◆ EXERCISE OBJECTIVE ◆
Repeat all of the records verbatim.

◆ EXERCISE INPUT ◆
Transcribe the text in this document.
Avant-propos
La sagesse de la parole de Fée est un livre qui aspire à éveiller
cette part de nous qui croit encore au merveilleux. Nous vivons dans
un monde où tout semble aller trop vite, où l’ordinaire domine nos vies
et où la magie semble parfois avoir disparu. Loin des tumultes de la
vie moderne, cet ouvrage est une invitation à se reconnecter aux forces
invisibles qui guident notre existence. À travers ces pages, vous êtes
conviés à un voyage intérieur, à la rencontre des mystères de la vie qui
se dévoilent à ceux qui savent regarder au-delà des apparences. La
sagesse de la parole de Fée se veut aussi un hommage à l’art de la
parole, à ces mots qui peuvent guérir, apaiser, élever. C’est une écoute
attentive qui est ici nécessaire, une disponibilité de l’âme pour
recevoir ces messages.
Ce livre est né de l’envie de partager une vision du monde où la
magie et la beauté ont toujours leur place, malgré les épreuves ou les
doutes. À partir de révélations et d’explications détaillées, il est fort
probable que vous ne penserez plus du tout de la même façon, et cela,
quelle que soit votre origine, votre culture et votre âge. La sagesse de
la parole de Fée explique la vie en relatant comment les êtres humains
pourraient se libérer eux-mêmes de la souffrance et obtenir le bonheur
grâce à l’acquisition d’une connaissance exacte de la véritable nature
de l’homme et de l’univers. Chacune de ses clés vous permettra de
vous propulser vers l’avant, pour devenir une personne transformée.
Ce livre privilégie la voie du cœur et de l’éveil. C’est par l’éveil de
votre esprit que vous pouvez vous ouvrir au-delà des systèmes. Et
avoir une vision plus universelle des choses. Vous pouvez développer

◆ RESPONSE ◆
Transcribe the text in this document.
Avant-propos
La sagesse de la parole de Fée est un livre qui aspire à éveiller
cette part de nous qui croit encore au merveilleux. Nous vivons dans
un monde où tout semble aller trop vite, où l’ordinaire domine nos vies
et où la magie semble parfois avoir disparu. Loin des tumultes de la
vie moderne, cet ouvrage est une invitation à se reconnecter aux forces
invisibles qui guident notre existence. À travers ces pages, vous êtes
conviés à un voyage intérieur, à la rencontre des mystères de la vie qui
se dévoilent à ceux qui savent regarder au-delà des apparences. La
sagesse de la parole de Fée se veut aussi un hommage à l’art de la
parole, à ces mots qui peuvent guérir, apaiser, élever. C’est une écoute
attentive qui est ici nécessaire, une disponibilité de l’âme pour
recevoir ces messages.
Ce livre est né de l’envie de partager une vision du monde où la
magie et la beauté ont toujours leur place, malgré les épreuves ou les
doutes. À partir de révélations et d’explications détaillées, il est fort
probable que vous ne penserez plus du tout de la même façon, et cela,
quelle que soit votre origine, votre culture et votre âge. La sagesse de
la parole de Fée explique la vie en relatant comment les êtres humains
pourraient se libérer eux-mêmes de la souffrance et obtenir le bonheur
grâce à l’acquisition d’une connaissance exacte de la véritable nature
de l’homme et de l’univers. Chacune de ses clés vous permettra de
vous propulser vers l’avant, pour devenir une personne transformée.
Ce livre privilégie la voie du cœur et de l’éveil. C’est par l’éveil de
votre esprit que vous pouvez vous ouvrir au-delà des systèmes. Et
avoir une vision plus universelle des choses. Vous pouvez développer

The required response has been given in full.